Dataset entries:
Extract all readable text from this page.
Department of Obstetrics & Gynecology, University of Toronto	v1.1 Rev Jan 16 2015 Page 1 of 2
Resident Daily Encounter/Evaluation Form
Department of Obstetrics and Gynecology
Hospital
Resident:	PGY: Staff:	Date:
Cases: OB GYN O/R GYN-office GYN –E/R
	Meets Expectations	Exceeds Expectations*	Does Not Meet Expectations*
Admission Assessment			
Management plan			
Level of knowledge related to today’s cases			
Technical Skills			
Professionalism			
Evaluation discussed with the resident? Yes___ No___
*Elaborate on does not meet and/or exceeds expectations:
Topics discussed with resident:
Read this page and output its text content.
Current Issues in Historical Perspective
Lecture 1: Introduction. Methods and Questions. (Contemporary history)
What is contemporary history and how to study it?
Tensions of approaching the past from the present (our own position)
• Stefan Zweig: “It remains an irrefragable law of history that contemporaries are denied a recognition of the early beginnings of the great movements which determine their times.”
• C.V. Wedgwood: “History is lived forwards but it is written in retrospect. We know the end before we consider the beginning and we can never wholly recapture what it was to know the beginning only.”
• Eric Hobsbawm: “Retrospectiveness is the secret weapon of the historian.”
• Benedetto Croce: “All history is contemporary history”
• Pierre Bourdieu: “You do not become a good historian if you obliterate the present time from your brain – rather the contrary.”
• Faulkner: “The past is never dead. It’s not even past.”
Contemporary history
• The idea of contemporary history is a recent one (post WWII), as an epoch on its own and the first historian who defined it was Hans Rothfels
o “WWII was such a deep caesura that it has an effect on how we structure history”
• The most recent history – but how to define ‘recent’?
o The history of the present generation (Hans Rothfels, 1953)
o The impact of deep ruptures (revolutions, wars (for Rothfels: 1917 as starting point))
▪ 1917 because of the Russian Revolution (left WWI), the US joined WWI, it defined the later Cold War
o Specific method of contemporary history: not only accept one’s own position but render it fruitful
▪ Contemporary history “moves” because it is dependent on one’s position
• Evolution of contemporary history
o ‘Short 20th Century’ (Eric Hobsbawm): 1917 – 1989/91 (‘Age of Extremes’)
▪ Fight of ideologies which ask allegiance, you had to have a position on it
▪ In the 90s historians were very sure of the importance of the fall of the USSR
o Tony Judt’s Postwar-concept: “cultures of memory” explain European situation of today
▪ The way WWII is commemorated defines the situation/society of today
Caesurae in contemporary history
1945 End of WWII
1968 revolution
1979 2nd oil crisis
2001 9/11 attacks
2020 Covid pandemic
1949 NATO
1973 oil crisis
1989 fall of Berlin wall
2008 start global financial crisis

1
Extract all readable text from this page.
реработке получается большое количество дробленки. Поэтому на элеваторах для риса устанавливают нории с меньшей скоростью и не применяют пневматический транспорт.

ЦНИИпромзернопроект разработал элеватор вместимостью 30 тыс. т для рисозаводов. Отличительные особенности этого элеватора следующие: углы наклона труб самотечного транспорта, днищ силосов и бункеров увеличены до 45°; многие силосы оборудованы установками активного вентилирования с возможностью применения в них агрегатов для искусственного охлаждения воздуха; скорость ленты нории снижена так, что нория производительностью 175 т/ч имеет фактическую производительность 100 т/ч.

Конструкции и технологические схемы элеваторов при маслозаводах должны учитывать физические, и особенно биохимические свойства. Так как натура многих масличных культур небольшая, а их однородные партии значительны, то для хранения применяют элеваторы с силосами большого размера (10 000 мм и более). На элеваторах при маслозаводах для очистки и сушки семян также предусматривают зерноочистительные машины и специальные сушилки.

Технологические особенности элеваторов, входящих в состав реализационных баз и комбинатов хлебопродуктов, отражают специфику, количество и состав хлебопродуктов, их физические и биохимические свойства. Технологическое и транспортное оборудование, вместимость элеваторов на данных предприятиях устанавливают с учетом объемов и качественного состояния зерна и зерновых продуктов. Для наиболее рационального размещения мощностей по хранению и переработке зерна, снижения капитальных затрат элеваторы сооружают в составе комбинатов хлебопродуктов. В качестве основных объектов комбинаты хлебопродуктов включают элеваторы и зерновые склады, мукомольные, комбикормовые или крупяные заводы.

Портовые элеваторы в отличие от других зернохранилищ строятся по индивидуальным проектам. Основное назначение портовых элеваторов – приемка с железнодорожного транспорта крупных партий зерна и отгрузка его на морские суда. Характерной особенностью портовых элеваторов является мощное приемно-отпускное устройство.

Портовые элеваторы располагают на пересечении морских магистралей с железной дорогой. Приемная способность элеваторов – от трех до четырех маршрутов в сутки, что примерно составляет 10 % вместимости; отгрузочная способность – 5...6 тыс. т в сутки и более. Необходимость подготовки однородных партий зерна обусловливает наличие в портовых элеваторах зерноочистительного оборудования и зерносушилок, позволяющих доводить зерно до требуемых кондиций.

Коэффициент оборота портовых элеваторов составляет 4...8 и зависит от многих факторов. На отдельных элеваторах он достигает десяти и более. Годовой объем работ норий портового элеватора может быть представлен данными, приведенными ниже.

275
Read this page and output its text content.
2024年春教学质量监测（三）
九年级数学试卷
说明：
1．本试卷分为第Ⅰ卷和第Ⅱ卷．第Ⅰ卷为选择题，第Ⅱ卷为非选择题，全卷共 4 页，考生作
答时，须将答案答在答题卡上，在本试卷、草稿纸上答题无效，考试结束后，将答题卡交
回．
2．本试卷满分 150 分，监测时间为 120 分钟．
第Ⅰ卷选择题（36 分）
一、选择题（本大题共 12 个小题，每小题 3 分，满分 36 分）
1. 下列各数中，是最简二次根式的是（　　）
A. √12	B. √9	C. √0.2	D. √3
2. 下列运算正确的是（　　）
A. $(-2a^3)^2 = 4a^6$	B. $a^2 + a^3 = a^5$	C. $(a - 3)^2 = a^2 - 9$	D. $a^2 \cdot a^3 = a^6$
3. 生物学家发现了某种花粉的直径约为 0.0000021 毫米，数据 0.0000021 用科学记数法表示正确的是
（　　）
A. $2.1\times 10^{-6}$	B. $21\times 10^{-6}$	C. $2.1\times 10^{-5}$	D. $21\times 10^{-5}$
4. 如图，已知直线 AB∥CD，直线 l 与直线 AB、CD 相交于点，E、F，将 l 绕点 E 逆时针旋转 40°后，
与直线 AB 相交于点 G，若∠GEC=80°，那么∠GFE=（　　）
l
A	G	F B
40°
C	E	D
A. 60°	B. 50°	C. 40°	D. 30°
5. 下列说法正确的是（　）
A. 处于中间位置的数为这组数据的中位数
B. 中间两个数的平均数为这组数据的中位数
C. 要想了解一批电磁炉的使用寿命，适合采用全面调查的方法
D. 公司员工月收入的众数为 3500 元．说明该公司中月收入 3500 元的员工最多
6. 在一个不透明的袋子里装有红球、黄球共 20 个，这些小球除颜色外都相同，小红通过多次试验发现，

• [TASK REQUIREMENTS]: Please restate the data word for word, every record included.

• [IN RESPONSE]:
Extract all readable text from this page.
Department of Obstetrics & Gynecology, University of Toronto	v1.1 Rev Jan 16 2015 Page 1 of 2
Resident Daily Encounter/Evaluation Form
Department of Obstetrics and Gynecology
Hospital
Resident:	PGY: Staff:	Date:
Cases: OB GYN O/R GYN-office GYN –E/R
	Meets Expectations	Exceeds Expectations*	Does Not Meet Expectations*
Admission Assessment			
Management plan			
Level of knowledge related to today’s cases			
Technical Skills			
Professionalism			
Evaluation discussed with the resident? Yes___ No___
*Elaborate on does not meet and/or exceeds expectations:
Topics discussed with resident:
Read this page and output its text content.
Current Issues in Historical Perspective
Lecture 1: Introduction. Methods and Questions. (Contemporary history)
What is contemporary history and how to study it?
Tensions of approaching the past from the present (our own position)
• Stefan Zweig: “It remains an irrefragable law of history that contemporaries are denied a recognition of the early beginnings of the great movements which determine their times.”
• C.V. Wedgwood: “History is lived forwards but it is written in retrospect. We know the end before we consider the beginning and we can never wholly recapture what it was to know the beginning only.”
• Eric Hobsbawm: “Retrospectiveness is the secret weapon of the historian.”
• Benedetto Croce: “All history is contemporary history”
• Pierre Bourdieu: “You do not become a good historian if you obliterate the present time from your brain – rather the contrary.”
• Faulkner: “The past is never dead. It’s not even past.”
Contemporary history
• The idea of contemporary history is a recent one (post WWII), as an epoch on its own and the first historian who defined it was Hans Rothfels
o “WWII was such a deep caesura that it has an effect on how we structure history”
• The most recent history – but how to define ‘recent’?
o The history of the present generation (Hans Rothfels, 1953)
o The impact of deep ruptures (revolutions, wars (for Rothfels: 1917 as starting point))
▪ 1917 because of the Russian Revolution (left WWI), the US joined WWI, it defined the later Cold War
o Specific method of contemporary history: not only accept one’s own position but render it fruitful
▪ Contemporary history “moves” because it is dependent on one’s position
• Evolution of contemporary history
o ‘Short 20th Century’ (Eric Hobsbawm): 1917 – 1989/91 (‘Age of Extremes’)
▪ Fight of ideologies which ask allegiance, you had to have a position on it
▪ In the 90s historians were very sure of the importance of the fall of the USSR
o Tony Judt’s Postwar-concept: “cultures of memory” explain European situation of today
▪ The way WWII is commemorated defines the situation/society of today
Caesurae in contemporary history
1945 End of WWII
1968 revolution
1979 2nd oil crisis
2001 9/11 attacks
2020 Covid pandemic
1949 NATO
1973 oil crisis
1989 fall of Berlin wall
2008 start global financial crisis

1
Extract all readable text from this page.
реработке получается большое количество дробленки. Поэтому на элеваторах для риса устанавливают нории с меньшей скоростью и не применяют пневматический транспорт.

ЦНИИпромзернопроект разработал элеватор вместимостью 30 тыс. т для рисозаводов. Отличительные особенности этого элеватора следующие: углы наклона труб самотечного транспорта, днищ силосов и бункеров увеличены до 45°; многие силосы оборудованы установками активного вентилирования с возможностью применения в них агрегатов для искусственного охлаждения воздуха; скорость ленты нории снижена так, что нория производительностью 175 т/ч имеет фактическую производительность 100 т/ч.

Конструкции и технологические схемы элеваторов при маслозаводах должны учитывать физические, и особенно биохимические свойства. Так как натура многих масличных культур небольшая, а их однородные партии значительны, то для хранения применяют элеваторы с силосами большого размера (10 000 мм и более). На элеваторах при маслозаводах для очистки и сушки семян также предусматривают зерноочистительные машины и специальные сушилки.

Технологические особенности элеваторов, входящих в состав реализационных баз и комбинатов хлебопродуктов, отражают специфику, количество и состав хлебопродуктов, их физические и биохимические свойства. Технологическое и транспортное оборудование, вместимость элеваторов на данных предприятиях устанавливают с учетом объемов и качественного состояния зерна и зерновых продуктов. Для наиболее рационального размещения мощностей по хранению и переработке зерна, снижения капитальных затрат элеваторы сооружают в составе комбинатов хлебопродуктов. В качестве основных объектов комбинаты хлебопродуктов включают элеваторы и зерновые склады, мукомольные, комбикормовые или крупяные заводы.

Портовые элеваторы в отличие от других зернохранилищ строятся по индивидуальным проектам. Основное назначение портовых элеваторов – приемка с железнодорожного транспорта крупных партий зерна и отгрузка его на морские суда. Характерной особенностью портовых элеваторов является мощное приемно-отпускное устройство.

Портовые элеваторы располагают на пересечении морских магистралей с железной дорогой. Приемная способность элеваторов – от трех до четырех маршрутов в сутки, что примерно составляет 10 % вместимости; отгрузочная способность – 5...6 тыс. т в сутки и более. Необходимость подготовки однородных партий зерна обусловливает наличие в портовых элеваторах зерноочистительного оборудования и зерносушилок, позволяющих доводить зерно до требуемых кондиций.

Коэффициент оборота портовых элеваторов составляет 4...8 и зависит от многих факторов. На отдельных элеваторах он достигает десяти и более. Годовой объем работ норий портового элеватора может быть представлен данными, приведенными ниже.

275
Read this page and output its text content.
2024年春教学质量监测（三）
九年级数学试卷
说明：
1．本试卷分为第Ⅰ卷和第Ⅱ卷．第Ⅰ卷为选择题，第Ⅱ卷为非选择题，全卷共 4 页，考生作
答时，须将答案答在答题卡上，在本试卷、草稿纸上答题无效，考试结束后，将答题卡交
回．
2．本试卷满分 150 分，监测时间为 120 分钟．
第Ⅰ卷选择题（36 分）
一、选择题（本大题共 12 个小题，每小题 3 分，满分 36 分）
1. 下列各数中，是最简二次根式的是（　　）
A. √12	B. √9	C. √0.2	D. √3
2. 下列运算正确的是（　　）
A. $(-2a^3)^2 = 4a^6$	B. $a^2 + a^3 = a^5$	C. $(a - 3)^2 = a^2 - 9$	D. $a^2 \cdot a^3 = a^6$
3. 生物学家发现了某种花粉的直径约为 0.0000021 毫米，数据 0.0000021 用科学记数法表示正确的是
（　　）
A. $2.1\times 10^{-6}$	B. $21\times 10^{-6}$	C. $2.1\times 10^{-5}$	D. $21\times 10^{-5}$
4. 如图，已知直线 AB∥CD，直线 l 与直线 AB、CD 相交于点，E、F，将 l 绕点 E 逆时针旋转 40°后，
与直线 AB 相交于点 G，若∠GEC=80°，那么∠GFE=（　　）
l
A	G	F B
40°
C	E	D
A. 60°	B. 50°	C. 40°	D. 30°
5. 下列说法正确的是（　）
A. 处于中间位置的数为这组数据的中位数
B. 中间两个数的平均数为这组数据的中位数
C. 要想了解一批电磁炉的使用寿命，适合采用全面调查的方法
D. 公司员工月收入的众数为 3500 元．说明该公司中月收入 3500 元的员工最多
6. 在一个不透明的袋子里装有红球、黄球共 20 个，这些小球除颜色外都相同，小红通过多次试验发现，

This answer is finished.